GIVEN RECORDS:
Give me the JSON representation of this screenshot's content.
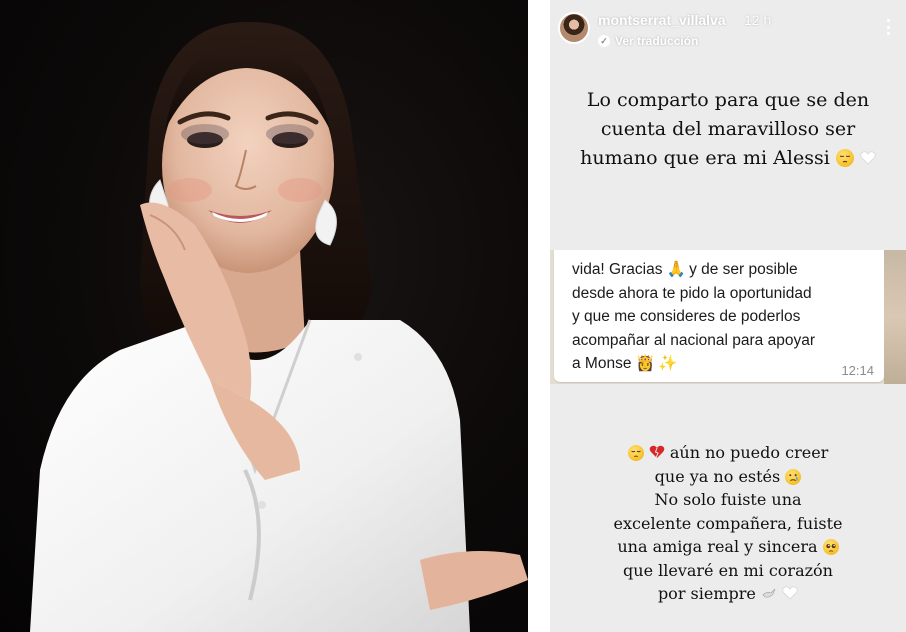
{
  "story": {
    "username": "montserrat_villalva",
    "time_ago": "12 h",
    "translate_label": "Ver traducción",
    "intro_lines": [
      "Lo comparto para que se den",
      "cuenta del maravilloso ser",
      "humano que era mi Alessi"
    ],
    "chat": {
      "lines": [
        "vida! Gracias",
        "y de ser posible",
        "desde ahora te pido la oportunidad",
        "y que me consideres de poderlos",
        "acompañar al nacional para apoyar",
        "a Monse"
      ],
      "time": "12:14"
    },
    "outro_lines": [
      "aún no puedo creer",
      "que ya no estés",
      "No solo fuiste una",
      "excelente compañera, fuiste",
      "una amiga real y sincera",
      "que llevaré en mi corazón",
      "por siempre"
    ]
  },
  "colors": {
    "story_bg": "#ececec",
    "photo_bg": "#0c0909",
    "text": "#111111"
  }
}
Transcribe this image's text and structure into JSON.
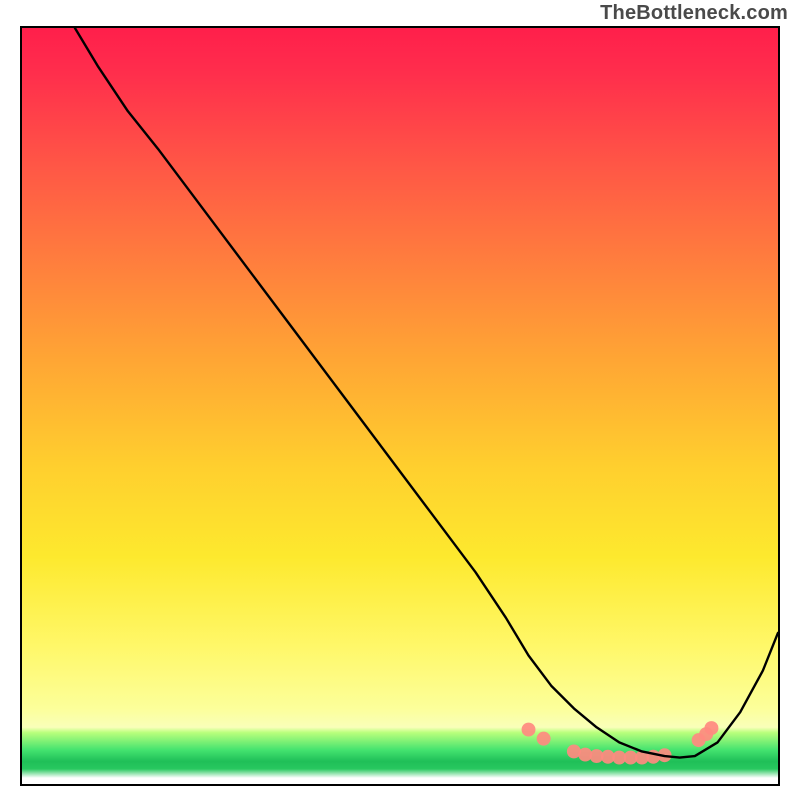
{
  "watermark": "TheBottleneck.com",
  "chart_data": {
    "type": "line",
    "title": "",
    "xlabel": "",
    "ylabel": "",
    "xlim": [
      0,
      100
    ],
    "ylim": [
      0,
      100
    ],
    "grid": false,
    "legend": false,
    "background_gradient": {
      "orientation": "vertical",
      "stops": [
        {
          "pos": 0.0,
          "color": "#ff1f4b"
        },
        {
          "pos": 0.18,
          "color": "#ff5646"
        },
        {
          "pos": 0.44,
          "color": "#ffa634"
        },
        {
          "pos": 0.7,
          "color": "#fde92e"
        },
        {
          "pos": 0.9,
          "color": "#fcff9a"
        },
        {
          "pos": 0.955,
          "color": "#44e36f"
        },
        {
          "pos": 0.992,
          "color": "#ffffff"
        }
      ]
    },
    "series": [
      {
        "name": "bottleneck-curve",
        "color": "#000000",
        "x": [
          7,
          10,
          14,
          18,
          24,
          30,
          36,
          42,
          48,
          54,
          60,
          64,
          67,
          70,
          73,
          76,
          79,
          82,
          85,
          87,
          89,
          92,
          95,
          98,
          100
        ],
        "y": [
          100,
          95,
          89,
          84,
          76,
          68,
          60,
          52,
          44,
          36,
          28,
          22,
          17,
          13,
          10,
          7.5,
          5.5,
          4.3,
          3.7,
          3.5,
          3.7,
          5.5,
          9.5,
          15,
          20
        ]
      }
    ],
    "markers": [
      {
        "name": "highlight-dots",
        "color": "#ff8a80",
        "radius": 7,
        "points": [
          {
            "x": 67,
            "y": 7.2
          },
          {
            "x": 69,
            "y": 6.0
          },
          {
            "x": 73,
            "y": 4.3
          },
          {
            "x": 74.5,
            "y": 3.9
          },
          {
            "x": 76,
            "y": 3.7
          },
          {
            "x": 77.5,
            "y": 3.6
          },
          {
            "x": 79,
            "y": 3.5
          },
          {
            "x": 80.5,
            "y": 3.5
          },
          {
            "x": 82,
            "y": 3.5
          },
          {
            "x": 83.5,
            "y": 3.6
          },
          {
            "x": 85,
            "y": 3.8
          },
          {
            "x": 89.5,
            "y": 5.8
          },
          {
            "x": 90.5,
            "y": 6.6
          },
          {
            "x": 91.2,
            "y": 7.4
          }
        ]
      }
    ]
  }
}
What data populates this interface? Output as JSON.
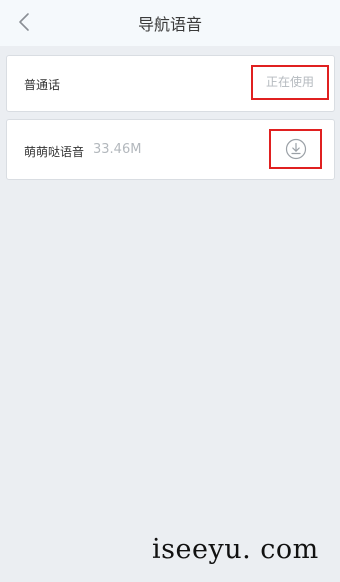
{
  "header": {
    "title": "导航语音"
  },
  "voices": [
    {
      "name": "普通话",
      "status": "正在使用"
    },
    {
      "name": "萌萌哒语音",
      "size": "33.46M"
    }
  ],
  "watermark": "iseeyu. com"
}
* * *
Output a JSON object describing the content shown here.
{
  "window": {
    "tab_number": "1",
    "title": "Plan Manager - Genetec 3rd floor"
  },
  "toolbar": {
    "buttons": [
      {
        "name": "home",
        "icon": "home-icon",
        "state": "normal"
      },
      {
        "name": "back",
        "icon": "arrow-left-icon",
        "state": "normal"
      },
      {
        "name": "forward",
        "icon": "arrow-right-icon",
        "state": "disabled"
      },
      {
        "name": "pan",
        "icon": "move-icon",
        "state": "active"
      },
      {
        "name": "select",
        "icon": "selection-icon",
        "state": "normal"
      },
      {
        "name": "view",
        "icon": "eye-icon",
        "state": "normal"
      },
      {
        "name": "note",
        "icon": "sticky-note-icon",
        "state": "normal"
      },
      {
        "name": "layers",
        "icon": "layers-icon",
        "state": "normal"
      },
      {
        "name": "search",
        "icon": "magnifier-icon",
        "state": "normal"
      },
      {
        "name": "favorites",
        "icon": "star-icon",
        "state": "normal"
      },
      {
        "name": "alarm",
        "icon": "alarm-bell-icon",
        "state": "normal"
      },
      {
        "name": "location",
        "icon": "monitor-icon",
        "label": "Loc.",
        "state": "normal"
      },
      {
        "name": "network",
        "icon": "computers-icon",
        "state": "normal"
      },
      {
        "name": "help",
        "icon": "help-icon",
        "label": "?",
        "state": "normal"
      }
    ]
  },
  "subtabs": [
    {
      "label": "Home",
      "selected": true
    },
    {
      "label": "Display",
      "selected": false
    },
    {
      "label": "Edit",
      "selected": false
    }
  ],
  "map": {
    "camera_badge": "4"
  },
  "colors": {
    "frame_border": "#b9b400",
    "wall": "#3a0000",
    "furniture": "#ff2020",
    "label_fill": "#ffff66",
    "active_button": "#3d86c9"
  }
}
...
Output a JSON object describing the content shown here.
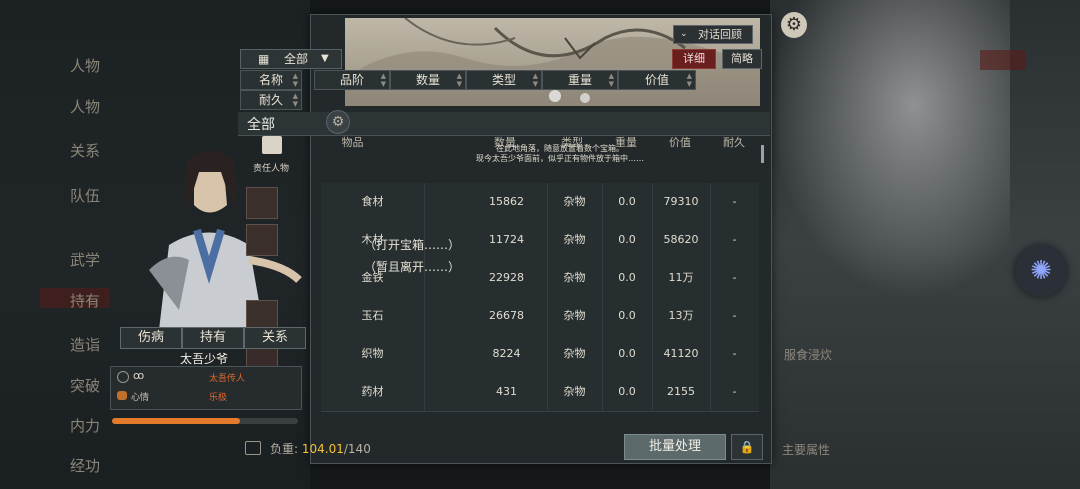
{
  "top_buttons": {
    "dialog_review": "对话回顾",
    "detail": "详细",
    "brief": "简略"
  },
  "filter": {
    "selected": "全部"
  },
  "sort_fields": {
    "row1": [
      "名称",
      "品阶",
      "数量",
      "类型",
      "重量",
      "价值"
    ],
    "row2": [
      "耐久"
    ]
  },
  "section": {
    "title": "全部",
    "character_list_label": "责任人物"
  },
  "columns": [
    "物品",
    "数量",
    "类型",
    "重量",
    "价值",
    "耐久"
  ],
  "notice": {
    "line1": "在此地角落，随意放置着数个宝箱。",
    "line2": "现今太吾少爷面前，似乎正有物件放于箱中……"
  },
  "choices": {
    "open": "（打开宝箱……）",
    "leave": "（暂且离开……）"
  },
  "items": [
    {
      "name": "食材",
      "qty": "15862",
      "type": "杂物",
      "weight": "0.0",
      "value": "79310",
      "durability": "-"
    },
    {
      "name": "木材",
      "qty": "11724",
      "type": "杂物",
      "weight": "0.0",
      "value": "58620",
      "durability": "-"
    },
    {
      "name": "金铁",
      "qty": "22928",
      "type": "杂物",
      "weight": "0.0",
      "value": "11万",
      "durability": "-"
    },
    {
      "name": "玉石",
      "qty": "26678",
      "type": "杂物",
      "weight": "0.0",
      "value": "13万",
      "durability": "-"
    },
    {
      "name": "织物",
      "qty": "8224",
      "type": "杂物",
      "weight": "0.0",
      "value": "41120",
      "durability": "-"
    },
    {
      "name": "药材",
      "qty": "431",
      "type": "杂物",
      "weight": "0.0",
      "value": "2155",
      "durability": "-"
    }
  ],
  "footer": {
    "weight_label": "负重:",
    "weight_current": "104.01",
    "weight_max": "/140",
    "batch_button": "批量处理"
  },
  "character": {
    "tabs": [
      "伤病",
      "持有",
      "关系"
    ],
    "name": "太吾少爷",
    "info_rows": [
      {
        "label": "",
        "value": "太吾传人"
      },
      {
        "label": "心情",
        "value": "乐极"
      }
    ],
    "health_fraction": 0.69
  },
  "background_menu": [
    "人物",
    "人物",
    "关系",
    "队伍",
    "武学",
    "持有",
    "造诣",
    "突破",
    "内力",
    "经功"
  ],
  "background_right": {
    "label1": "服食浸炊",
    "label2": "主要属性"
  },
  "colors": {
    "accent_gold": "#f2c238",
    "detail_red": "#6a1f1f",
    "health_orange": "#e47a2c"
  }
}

PROBLEM DESCRIPTION:
From the entries above, extract each line containing "value".

WRITTEN SOLUTION:
      "value": "79310",
      "value": "58620",
      "value": "11万",
      "value": "13万",
      "value": "41120",
      "value": "2155",
        "value": "太吾传人"
        "value": "乐极"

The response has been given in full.